Dataset items:
★ ★ ★ ★ ★

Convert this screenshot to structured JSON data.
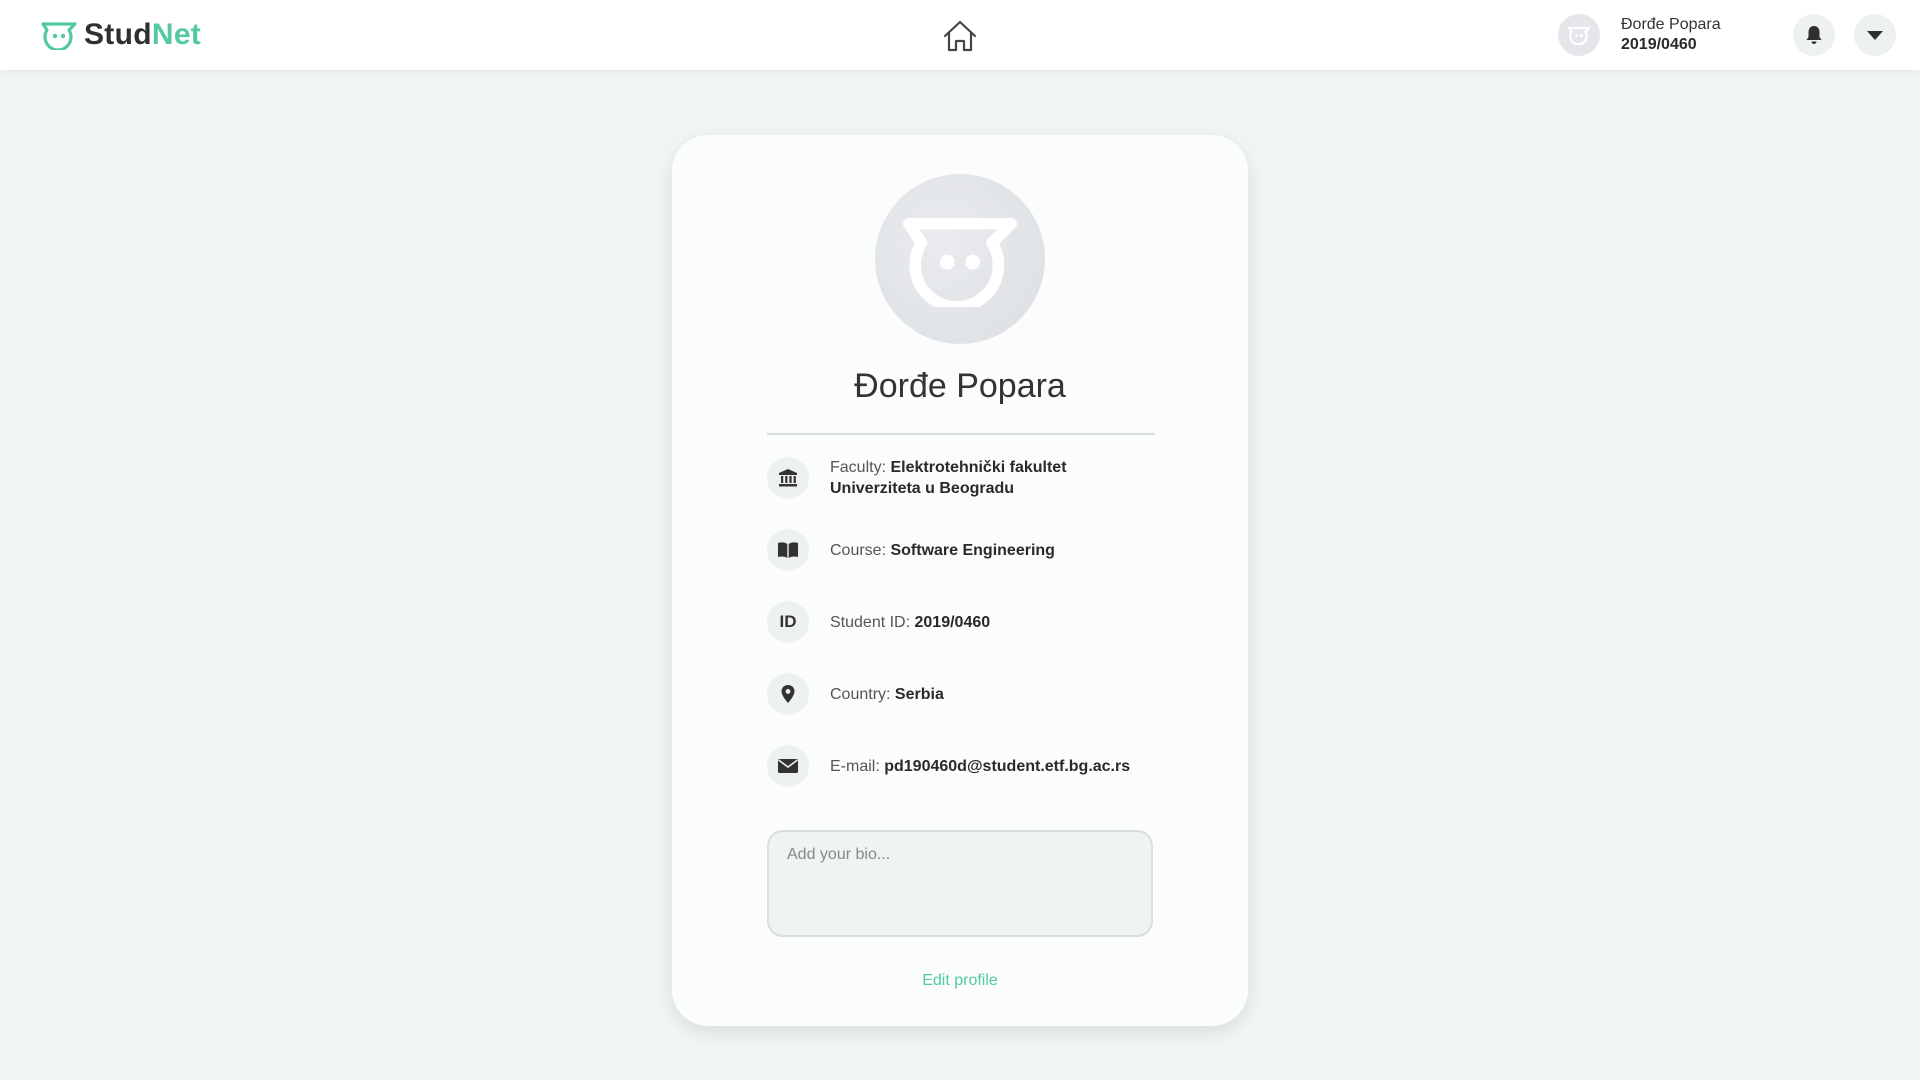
{
  "header": {
    "logo": {
      "part1": "Stud",
      "part2": "Net",
      "icon": "studnet-logo-icon"
    },
    "home_icon": "home-icon",
    "user": {
      "name": "Đorđe Popara",
      "student_id": "2019/0460"
    },
    "bell_icon": "bell-icon",
    "dropdown_icon": "caret-down-icon"
  },
  "profile": {
    "name": "Đorđe Popara",
    "fields": [
      {
        "icon": "bank-icon",
        "label": "Faculty: ",
        "value_line1": "Elektrotehnički fakultet",
        "value_line2": "Univerziteta u Beogradu"
      },
      {
        "icon": "book-icon",
        "label": "Course: ",
        "value": "Software Engineering"
      },
      {
        "icon": "id-icon",
        "icon_text": "ID",
        "label": "Student ID: ",
        "value": "2019/0460"
      },
      {
        "icon": "map-pin-icon",
        "label": "Country: ",
        "value": "Serbia"
      },
      {
        "icon": "envelope-icon",
        "label": "E-mail: ",
        "value": "pd190460d@student.etf.bg.ac.rs"
      }
    ],
    "bio_placeholder": "Add your bio...",
    "edit_label": "Edit profile"
  },
  "colors": {
    "accent": "#52c9a1",
    "background": "#f0f5f5",
    "card": "#fbfcfc"
  }
}
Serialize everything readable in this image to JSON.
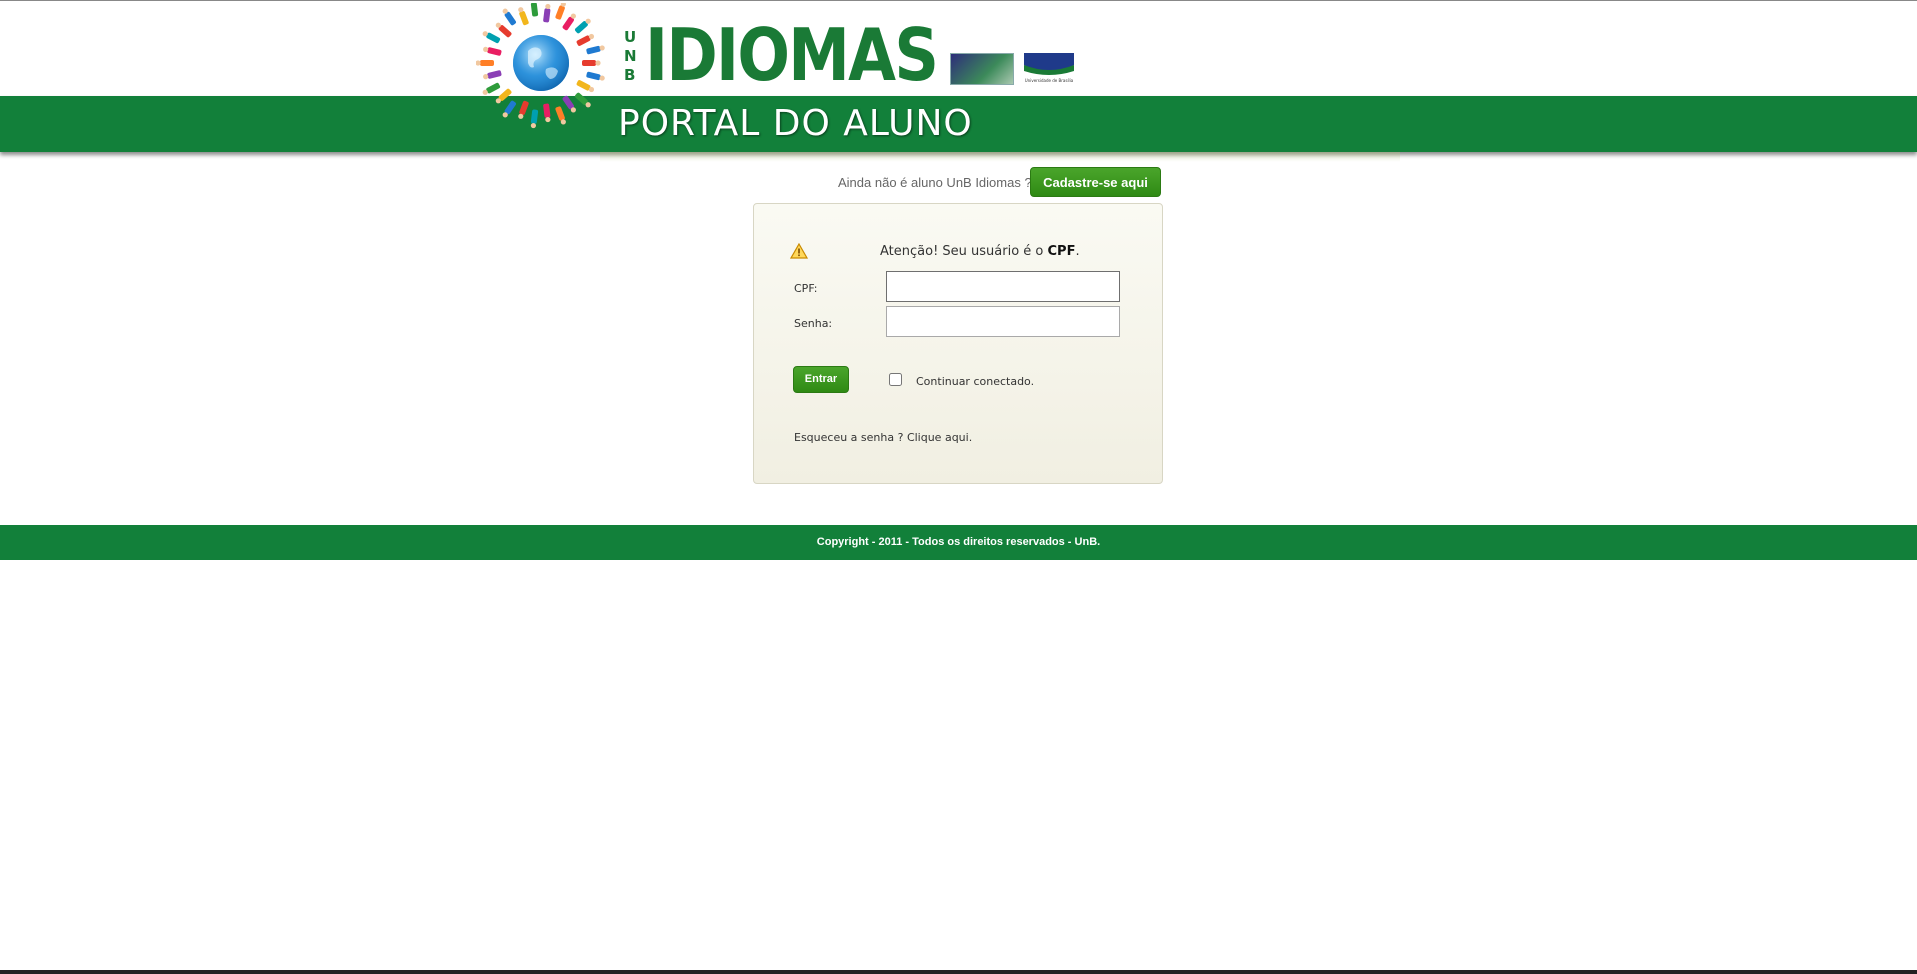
{
  "header": {
    "brand_small": [
      "U",
      "N",
      "B"
    ],
    "brand_name": "IDIOMAS",
    "portal_title": "PORTAL DO ALUNO",
    "brand_color": "#12803a",
    "logos": [
      "globe-people-logo",
      "unb-idiomas-emblem",
      "universidade-de-brasilia-logo"
    ],
    "logo_caption": "Universidade de Brasília"
  },
  "signup": {
    "prompt": "Ainda não é aluno UnB Idiomas ?",
    "button_label": "Cadastre-se aqui"
  },
  "login": {
    "warning_prefix": "Atenção! Seu usuário é o ",
    "warning_bold": "CPF",
    "warning_suffix": ".",
    "cpf_label": "CPF:",
    "cpf_value": "",
    "password_label": "Senha:",
    "password_value": "",
    "enter_label": "Entrar",
    "remember_label": "Continuar conectado.",
    "remember_checked": false,
    "forgot_label": "Esqueceu a senha ? Clique aqui."
  },
  "footer": {
    "copyright": "Copyright - 2011 - Todos os direitos reservados - UnB."
  },
  "colors": {
    "accent": "#12803a",
    "button": "#3a961f",
    "panel": "#f4f2e7"
  }
}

★ ★ ★ ★ ★

Written task:
Extract, word for word, every line from the one holding "Serialize everything readable" through the closing line of the data above. Do not include any pictures.

Reply:
Serialize everything readable in this image to JSON.
{
  "header": {
    "brand_small": [
      "U",
      "N",
      "B"
    ],
    "brand_name": "IDIOMAS",
    "portal_title": "PORTAL DO ALUNO",
    "brand_color": "#12803a",
    "logos": [
      "globe-people-logo",
      "unb-idiomas-emblem",
      "universidade-de-brasilia-logo"
    ],
    "logo_caption": "Universidade de Brasília"
  },
  "signup": {
    "prompt": "Ainda não é aluno UnB Idiomas ?",
    "button_label": "Cadastre-se aqui"
  },
  "login": {
    "warning_prefix": "Atenção! Seu usuário é o ",
    "warning_bold": "CPF",
    "warning_suffix": ".",
    "cpf_label": "CPF:",
    "cpf_value": "",
    "password_label": "Senha:",
    "password_value": "",
    "enter_label": "Entrar",
    "remember_label": "Continuar conectado.",
    "remember_checked": false,
    "forgot_label": "Esqueceu a senha ? Clique aqui."
  },
  "footer": {
    "copyright": "Copyright - 2011 - Todos os direitos reservados - UnB."
  },
  "colors": {
    "accent": "#12803a",
    "button": "#3a961f",
    "panel": "#f4f2e7"
  }
}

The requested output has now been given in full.